>> START

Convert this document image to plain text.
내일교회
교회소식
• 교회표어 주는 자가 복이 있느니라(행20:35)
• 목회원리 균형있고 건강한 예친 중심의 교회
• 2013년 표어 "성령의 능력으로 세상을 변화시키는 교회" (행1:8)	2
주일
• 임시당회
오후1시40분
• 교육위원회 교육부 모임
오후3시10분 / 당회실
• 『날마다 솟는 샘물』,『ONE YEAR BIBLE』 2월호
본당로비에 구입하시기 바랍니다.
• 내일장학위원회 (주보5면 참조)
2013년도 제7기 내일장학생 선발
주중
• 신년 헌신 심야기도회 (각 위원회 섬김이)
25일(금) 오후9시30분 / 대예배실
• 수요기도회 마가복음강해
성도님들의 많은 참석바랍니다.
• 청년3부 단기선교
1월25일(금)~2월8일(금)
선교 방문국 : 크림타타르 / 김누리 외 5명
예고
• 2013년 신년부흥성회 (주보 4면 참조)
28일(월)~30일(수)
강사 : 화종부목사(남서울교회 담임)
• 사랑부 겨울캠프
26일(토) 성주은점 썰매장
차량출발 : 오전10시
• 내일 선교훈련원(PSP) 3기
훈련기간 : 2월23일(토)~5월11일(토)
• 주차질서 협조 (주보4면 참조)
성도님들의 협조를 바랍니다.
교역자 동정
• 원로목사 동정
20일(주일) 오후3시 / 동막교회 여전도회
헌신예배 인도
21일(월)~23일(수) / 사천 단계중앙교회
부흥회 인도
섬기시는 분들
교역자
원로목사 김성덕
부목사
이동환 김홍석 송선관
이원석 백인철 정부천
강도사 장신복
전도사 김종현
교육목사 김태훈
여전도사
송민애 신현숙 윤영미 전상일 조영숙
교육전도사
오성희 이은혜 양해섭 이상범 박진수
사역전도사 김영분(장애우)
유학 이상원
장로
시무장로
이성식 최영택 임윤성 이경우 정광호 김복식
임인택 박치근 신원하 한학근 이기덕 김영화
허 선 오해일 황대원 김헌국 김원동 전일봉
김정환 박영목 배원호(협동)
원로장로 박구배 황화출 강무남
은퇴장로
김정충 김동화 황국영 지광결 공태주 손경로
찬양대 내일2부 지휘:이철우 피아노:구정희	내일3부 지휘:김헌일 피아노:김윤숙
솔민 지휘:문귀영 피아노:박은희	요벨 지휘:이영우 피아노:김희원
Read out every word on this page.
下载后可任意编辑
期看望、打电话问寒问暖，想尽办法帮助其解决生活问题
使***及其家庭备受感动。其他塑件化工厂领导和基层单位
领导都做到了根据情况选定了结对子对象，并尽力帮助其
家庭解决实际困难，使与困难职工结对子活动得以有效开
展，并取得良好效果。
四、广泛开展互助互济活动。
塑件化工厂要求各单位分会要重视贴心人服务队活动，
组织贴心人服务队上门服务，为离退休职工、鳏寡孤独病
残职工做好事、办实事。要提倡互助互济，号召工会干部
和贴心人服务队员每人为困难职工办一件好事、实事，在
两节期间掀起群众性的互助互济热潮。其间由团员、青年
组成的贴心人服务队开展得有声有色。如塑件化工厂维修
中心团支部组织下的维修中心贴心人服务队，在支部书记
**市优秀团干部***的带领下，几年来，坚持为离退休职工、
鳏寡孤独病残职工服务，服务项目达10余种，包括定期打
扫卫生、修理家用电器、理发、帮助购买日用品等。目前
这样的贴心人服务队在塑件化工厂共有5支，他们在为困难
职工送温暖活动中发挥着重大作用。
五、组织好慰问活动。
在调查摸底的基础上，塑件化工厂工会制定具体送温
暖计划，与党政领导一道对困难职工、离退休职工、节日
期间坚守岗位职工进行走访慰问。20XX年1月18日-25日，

>> END

### Problem description
Output all of the data again, exactly.

### Solution
Convert this document image to plain text.
내일교회
교회소식
• 교회표어 주는 자가 복이 있느니라(행20:35)
• 목회원리 균형있고 건강한 예친 중심의 교회
• 2013년 표어 "성령의 능력으로 세상을 변화시키는 교회" (행1:8)	2
주일
• 임시당회
오후1시40분
• 교육위원회 교육부 모임
오후3시10분 / 당회실
• 『날마다 솟는 샘물』,『ONE YEAR BIBLE』 2월호
본당로비에 구입하시기 바랍니다.
• 내일장학위원회 (주보5면 참조)
2013년도 제7기 내일장학생 선발
주중
• 신년 헌신 심야기도회 (각 위원회 섬김이)
25일(금) 오후9시30분 / 대예배실
• 수요기도회 마가복음강해
성도님들의 많은 참석바랍니다.
• 청년3부 단기선교
1월25일(금)~2월8일(금)
선교 방문국 : 크림타타르 / 김누리 외 5명
예고
• 2013년 신년부흥성회 (주보 4면 참조)
28일(월)~30일(수)
강사 : 화종부목사(남서울교회 담임)
• 사랑부 겨울캠프
26일(토) 성주은점 썰매장
차량출발 : 오전10시
• 내일 선교훈련원(PSP) 3기
훈련기간 : 2월23일(토)~5월11일(토)
• 주차질서 협조 (주보4면 참조)
성도님들의 협조를 바랍니다.
교역자 동정
• 원로목사 동정
20일(주일) 오후3시 / 동막교회 여전도회
헌신예배 인도
21일(월)~23일(수) / 사천 단계중앙교회
부흥회 인도
섬기시는 분들
교역자
원로목사 김성덕
부목사
이동환 김홍석 송선관
이원석 백인철 정부천
강도사 장신복
전도사 김종현
교육목사 김태훈
여전도사
송민애 신현숙 윤영미 전상일 조영숙
교육전도사
오성희 이은혜 양해섭 이상범 박진수
사역전도사 김영분(장애우)
유학 이상원
장로
시무장로
이성식 최영택 임윤성 이경우 정광호 김복식
임인택 박치근 신원하 한학근 이기덕 김영화
허 선 오해일 황대원 김헌국 김원동 전일봉
김정환 박영목 배원호(협동)
원로장로 박구배 황화출 강무남
은퇴장로
김정충 김동화 황국영 지광결 공태주 손경로
찬양대 내일2부 지휘:이철우 피아노:구정희	내일3부 지휘:김헌일 피아노:김윤숙
솔민 지휘:문귀영 피아노:박은희	요벨 지휘:이영우 피아노:김희원
Read out every word on this page.
下载后可任意编辑
期看望、打电话问寒问暖，想尽办法帮助其解决生活问题
使***及其家庭备受感动。其他塑件化工厂领导和基层单位
领导都做到了根据情况选定了结对子对象，并尽力帮助其
家庭解决实际困难，使与困难职工结对子活动得以有效开
展，并取得良好效果。
四、广泛开展互助互济活动。
塑件化工厂要求各单位分会要重视贴心人服务队活动，
组织贴心人服务队上门服务，为离退休职工、鳏寡孤独病
残职工做好事、办实事。要提倡互助互济，号召工会干部
和贴心人服务队员每人为困难职工办一件好事、实事，在
两节期间掀起群众性的互助互济热潮。其间由团员、青年
组成的贴心人服务队开展得有声有色。如塑件化工厂维修
中心团支部组织下的维修中心贴心人服务队，在支部书记
**市优秀团干部***的带领下，几年来，坚持为离退休职工、
鳏寡孤独病残职工服务，服务项目达10余种，包括定期打
扫卫生、修理家用电器、理发、帮助购买日用品等。目前
这样的贴心人服务队在塑件化工厂共有5支，他们在为困难
职工送温暖活动中发挥着重大作用。
五、组织好慰问活动。
在调查摸底的基础上，塑件化工厂工会制定具体送温
暖计划，与党政领导一道对困难职工、离退休职工、节日
期间坚守岗位职工进行走访慰问。20XX年1月18日-25日，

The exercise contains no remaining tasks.